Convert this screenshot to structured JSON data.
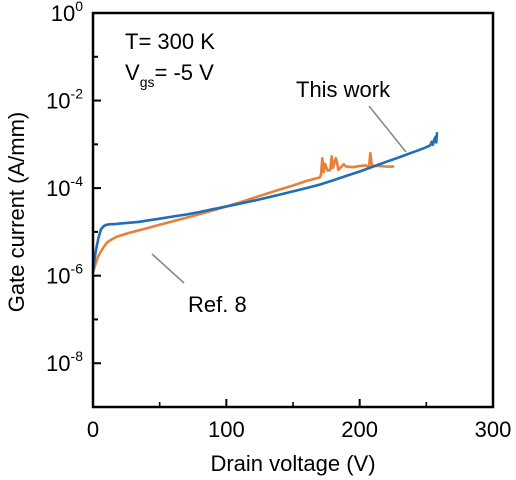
{
  "chart_data": {
    "type": "line",
    "xlabel": "Drain voltage (V)",
    "ylabel": "Gate current (A/mm)",
    "x_scale": "linear",
    "y_scale": "log",
    "xlim": [
      0,
      300
    ],
    "ylim": [
      1e-09,
      1
    ],
    "x_ticks": [
      0,
      100,
      200,
      300
    ],
    "x_tick_labels": [
      "0",
      "100",
      "200",
      "300"
    ],
    "y_ticks": [
      {
        "value": 1e-08,
        "base": "10",
        "exp": "-8"
      },
      {
        "value": 1e-06,
        "base": "10",
        "exp": "-6"
      },
      {
        "value": 0.0001,
        "base": "10",
        "exp": "-4"
      },
      {
        "value": 0.01,
        "base": "10",
        "exp": "-2"
      },
      {
        "value": 1,
        "base": "10",
        "exp": "0"
      }
    ],
    "conditions": {
      "temperature": "T= 300 K",
      "vgs_prefix": "V",
      "vgs_sub": "gs",
      "vgs_value": "= -5 V"
    },
    "series": [
      {
        "name": "This work",
        "color": "#1f6fb8",
        "x": [
          0,
          1,
          2,
          3,
          4,
          6,
          8,
          10,
          13,
          16,
          20,
          25,
          30,
          35,
          40,
          50,
          60,
          70,
          80,
          90,
          100,
          110,
          120,
          130,
          140,
          150,
          160,
          170,
          180,
          190,
          200,
          210,
          220,
          230,
          240,
          245,
          250,
          253,
          254,
          255,
          256,
          257,
          257.5,
          258
        ],
        "y": [
          1.2e-06,
          2.2e-06,
          3.5e-06,
          5e-06,
          7e-06,
          1.15e-05,
          1.35e-05,
          1.45e-05,
          1.5e-05,
          1.5e-05,
          1.55e-05,
          1.6e-05,
          1.65e-05,
          1.7e-05,
          1.8e-05,
          2e-05,
          2.25e-05,
          2.5e-05,
          2.85e-05,
          3.3e-05,
          3.8e-05,
          4.4e-05,
          5.1e-05,
          6e-05,
          7.1e-05,
          8.4e-05,
          0.0001,
          0.00012,
          0.00015,
          0.00019,
          0.00024,
          0.00031,
          0.0004,
          0.00051,
          0.00066,
          0.00075,
          0.00086,
          0.00095,
          0.00115,
          0.00098,
          0.0013,
          0.0015,
          0.0011,
          0.0018
        ]
      },
      {
        "name": "Ref. 8",
        "color": "#e8803a",
        "x": [
          0,
          1,
          2,
          3,
          4,
          6,
          8,
          10,
          12,
          15,
          18,
          22,
          26,
          30,
          40,
          50,
          60,
          70,
          80,
          90,
          100,
          110,
          120,
          130,
          140,
          150,
          160,
          165,
          170,
          171,
          172,
          173,
          174,
          176,
          178,
          179,
          180,
          181,
          182,
          183,
          184,
          186,
          188,
          190,
          195,
          200,
          205,
          207,
          208,
          209,
          210,
          212,
          215,
          220,
          225
        ],
        "y": [
          1.2e-06,
          1.5e-06,
          1.9e-06,
          2.3e-06,
          2.8e-06,
          3.6e-06,
          4.5e-06,
          5.5e-06,
          6.2e-06,
          7e-06,
          7.8e-06,
          8.5e-06,
          9.3e-06,
          1e-05,
          1.2e-05,
          1.45e-05,
          1.75e-05,
          2.1e-05,
          2.55e-05,
          3.1e-05,
          3.8e-05,
          4.7e-05,
          5.9e-05,
          7.4e-05,
          9.3e-05,
          0.000115,
          0.000145,
          0.00016,
          0.000175,
          0.0002,
          0.00048,
          0.00023,
          0.00036,
          0.00025,
          0.00026,
          0.00053,
          0.00029,
          0.00037,
          0.00048,
          0.00039,
          0.00026,
          0.0003,
          0.00035,
          0.00031,
          0.0003,
          0.00032,
          0.00033,
          0.0003,
          0.00063,
          0.00035,
          0.00032,
          0.00032,
          0.00032,
          0.00031,
          0.00031
        ]
      }
    ],
    "annotations": [
      {
        "text": "This work",
        "series": "This work"
      },
      {
        "text": "Ref. 8",
        "series": "Ref. 8"
      }
    ],
    "grid": false
  }
}
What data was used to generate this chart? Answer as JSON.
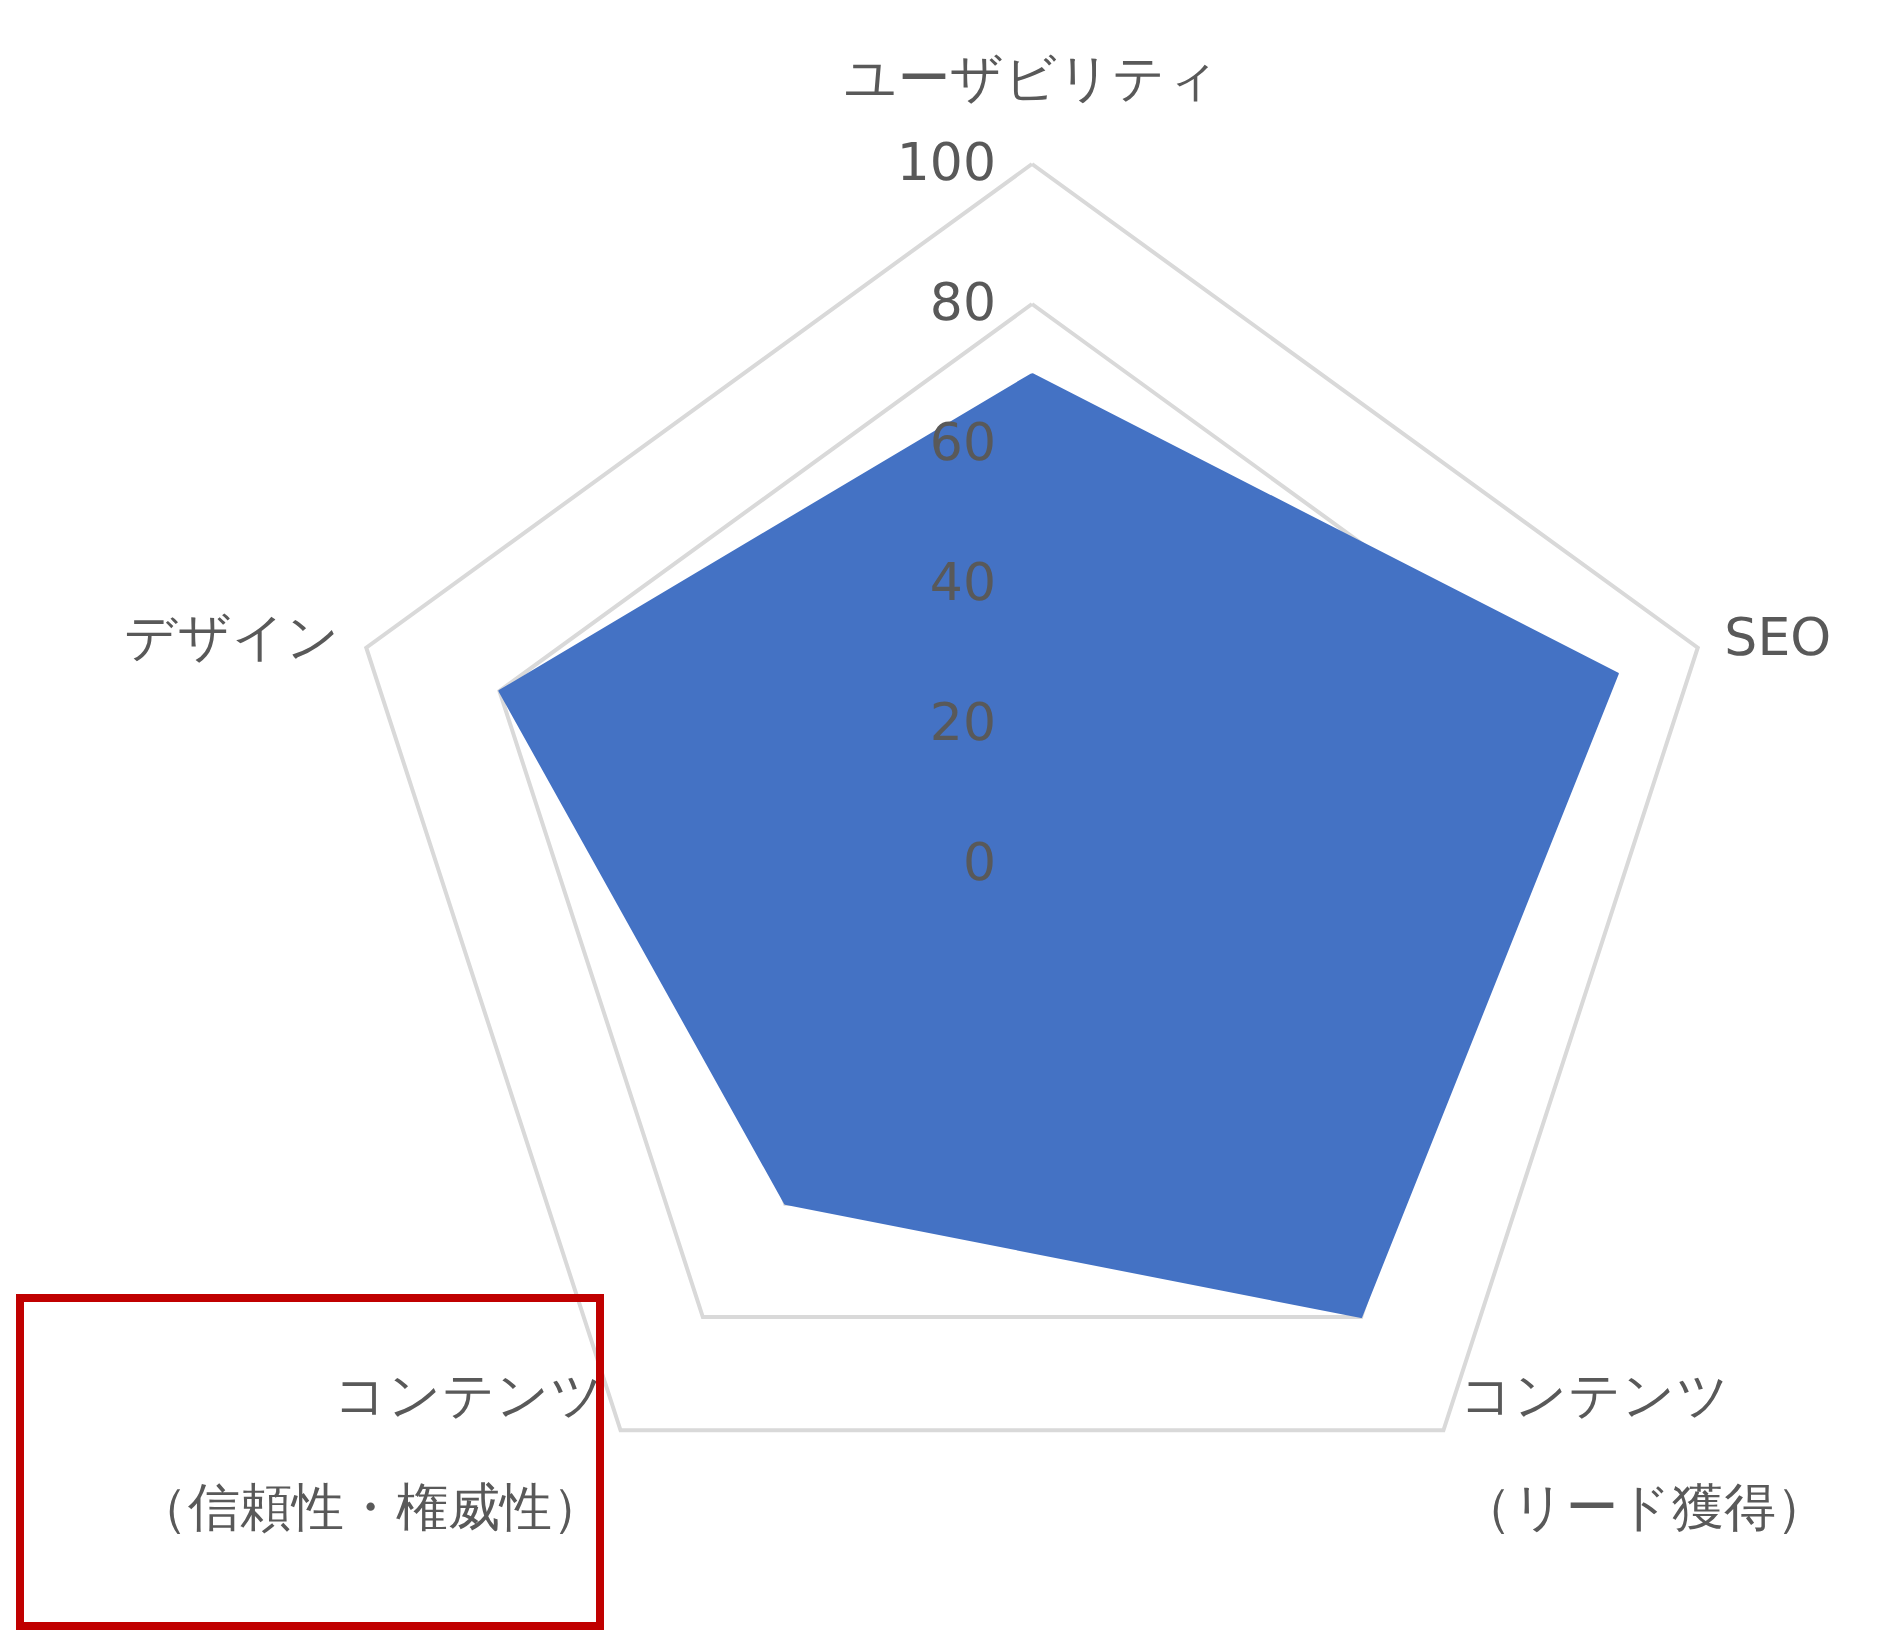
{
  "chart_data": {
    "type": "radar",
    "categories": [
      "ユーザビリティ",
      "SEO",
      "コンテンツ（リード獲得）",
      "コンテンツ（信頼性・権威性）",
      "デザイン"
    ],
    "series": [
      {
        "color": "#4472c4",
        "values": [
          70,
          88,
          80,
          60,
          80
        ]
      }
    ],
    "ylim": [
      0,
      100
    ],
    "yticks": [
      0,
      20,
      40,
      60,
      80,
      100
    ],
    "grid": true,
    "marker": "none"
  }
}
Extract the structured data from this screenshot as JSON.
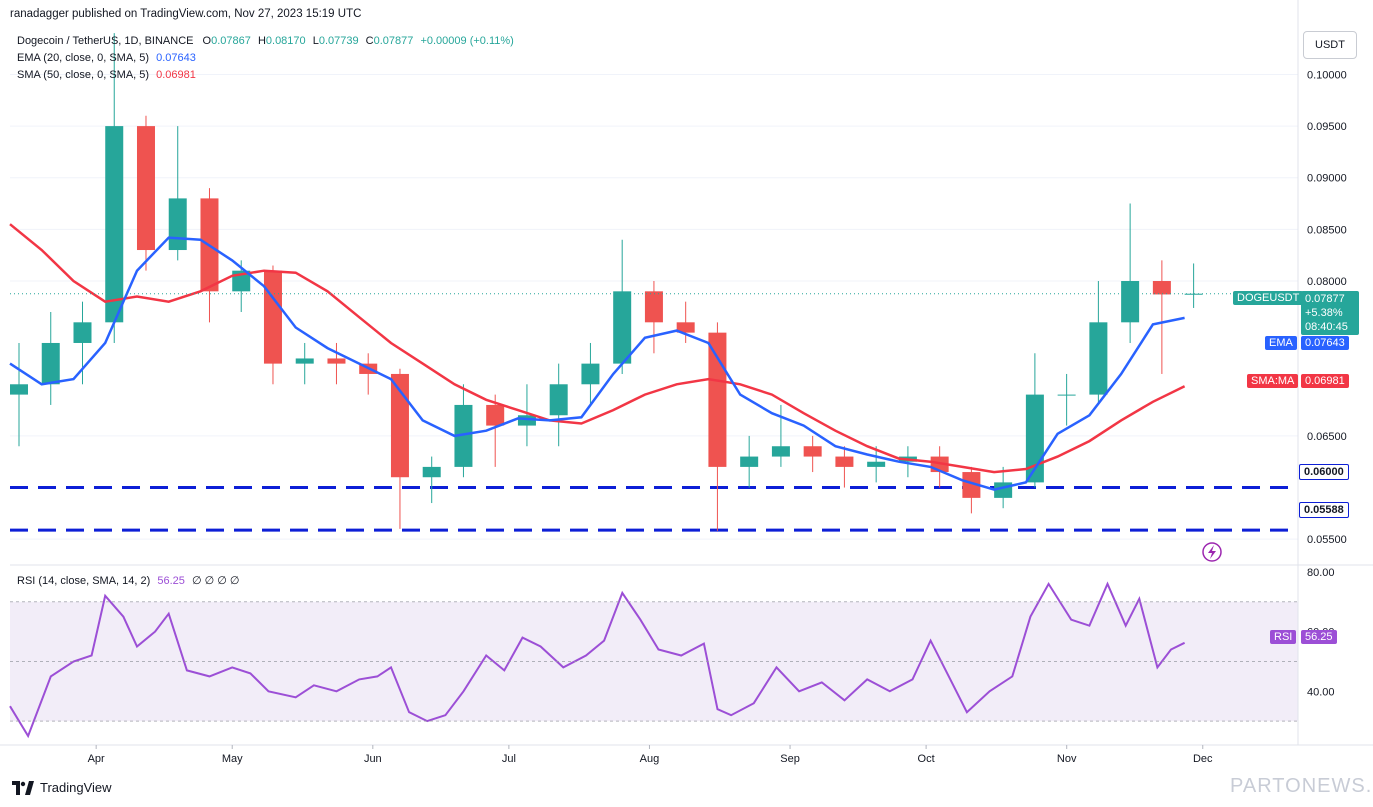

------

Of all the lines above, how many contain "structured"? Give the number and nothing more.

2